• **Listed entries**:
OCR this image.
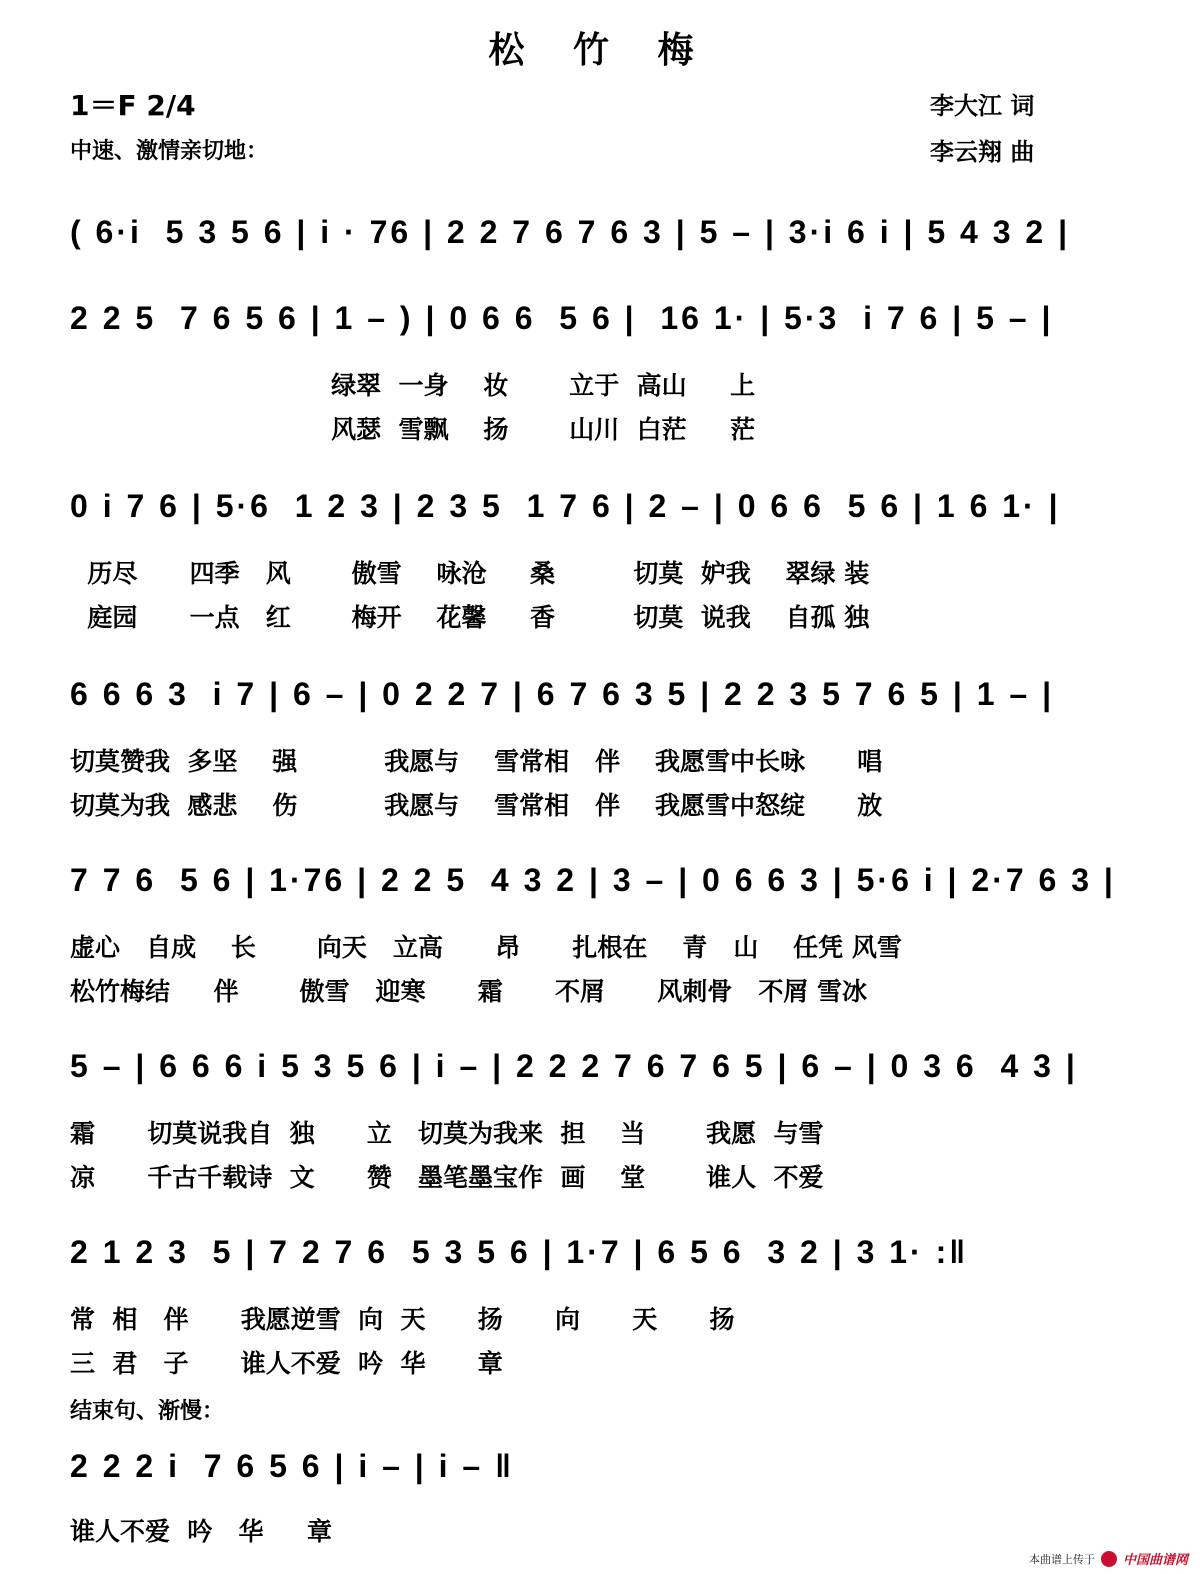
松 竹 梅
1＝F 2/4
中速、激情亲切地：
李大江 词
李云翔 曲
( 6·i  5 3 5 6 | i · 76 | 2 2 7 6 7 6 3 | 5 – | 3·i 6 i | 5 4 3 2 |
2 2 5  7 6 5 6 | 1 – ) | 0 6 6  5 6 |  16 1· | 5·3  i 7 6 | 5 – |
绿翠  一身    妆       立于  高山     上
风瑟  雪飘    扬       山川  白茫     茫
0 i 7 6 | 5·6  1 2 3 | 2 3 5  1 7 6 | 2 – | 0 6 6  5 6 | 1 6 1· |
历尽      四季   风       傲雪    咏沧     桑         切莫  妒我    翠绿 装
庭园      一点   红       梅开    花馨     香         切莫  说我    自孤 独
6 6 6 3  i 7 | 6 – | 0 2 2 7 | 6 7 6 3 5 | 2 2 3 5 7 6 5 | 1 – |
切莫赞我  多坚    强          我愿与    雪常相   伴    我愿雪中长咏      唱
切莫为我  感悲    伤          我愿与    雪常相   伴    我愿雪中怒绽      放
7 7 6  5 6 | 1·76 | 2 2 5  4 3 2 | 3 – | 0 6 6 3 | 5·6 i | 2·7 6 3 |
虚心   自成    长       向天   立高      昂      扎根在    青   山    任凭 风雪
松竹梅结     伴       傲雪   迎寒      霜      不屑      风刺骨   不屑 雪冰
5 – | 6 6 6 i 5 3 5 6 | i – | 2 2 2 7 6 7 6 5 | 6 – | 0 3 6  4 3 |
霜      切莫说我自  独      立   切莫为我来  担    当       我愿  与雪
凉      千古千载诗  文      赞   墨笔墨宝作  画    堂       谁人  不爱
2 1 2 3  5 | 7 2 7 6  5 3 5 6 | 1·7 | 6 5 6  3 2 | 3 1· :‖
常  相   伴      我愿逆雪  向  天      扬      向      天      扬
三  君   子      谁人不爱  吟  华      章
结束句、渐慢：
2 2 2 i  7 6 5 6 | i – | i – ‖
谁人不爱  吟   华     章
本曲谱上传于 中国曲谱网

• **Set task**:
Leave out the pictures and output the rest of the material exactly as written.

• **Worked solution**:
OCR this image.
松 竹 梅
1＝F 2/4
中速、激情亲切地：
李大江 词
李云翔 曲
( 6·i  5 3 5 6 | i · 76 | 2 2 7 6 7 6 3 | 5 – | 3·i 6 i | 5 4 3 2 |
2 2 5  7 6 5 6 | 1 – ) | 0 6 6  5 6 |  16 1· | 5·3  i 7 6 | 5 – |
绿翠  一身    妆       立于  高山     上
风瑟  雪飘    扬       山川  白茫     茫
0 i 7 6 | 5·6  1 2 3 | 2 3 5  1 7 6 | 2 – | 0 6 6  5 6 | 1 6 1· |
历尽      四季   风       傲雪    咏沧     桑         切莫  妒我    翠绿 装
庭园      一点   红       梅开    花馨     香         切莫  说我    自孤 独
6 6 6 3  i 7 | 6 – | 0 2 2 7 | 6 7 6 3 5 | 2 2 3 5 7 6 5 | 1 – |
切莫赞我  多坚    强          我愿与    雪常相   伴    我愿雪中长咏      唱
切莫为我  感悲    伤          我愿与    雪常相   伴    我愿雪中怒绽      放
7 7 6  5 6 | 1·76 | 2 2 5  4 3 2 | 3 – | 0 6 6 3 | 5·6 i | 2·7 6 3 |
虚心   自成    长       向天   立高      昂      扎根在    青   山    任凭 风雪
松竹梅结     伴       傲雪   迎寒      霜      不屑      风刺骨   不屑 雪冰
5 – | 6 6 6 i 5 3 5 6 | i – | 2 2 2 7 6 7 6 5 | 6 – | 0 3 6  4 3 |
霜      切莫说我自  独      立   切莫为我来  担    当       我愿  与雪
凉      千古千载诗  文      赞   墨笔墨宝作  画    堂       谁人  不爱
2 1 2 3  5 | 7 2 7 6  5 3 5 6 | 1·7 | 6 5 6  3 2 | 3 1· :‖
常  相   伴      我愿逆雪  向  天      扬      向      天      扬
三  君   子      谁人不爱  吟  华      章
结束句、渐慢：
2 2 2 i  7 6 5 6 | i – | i – ‖
谁人不爱  吟   华     章
本曲谱上传于 中国曲谱网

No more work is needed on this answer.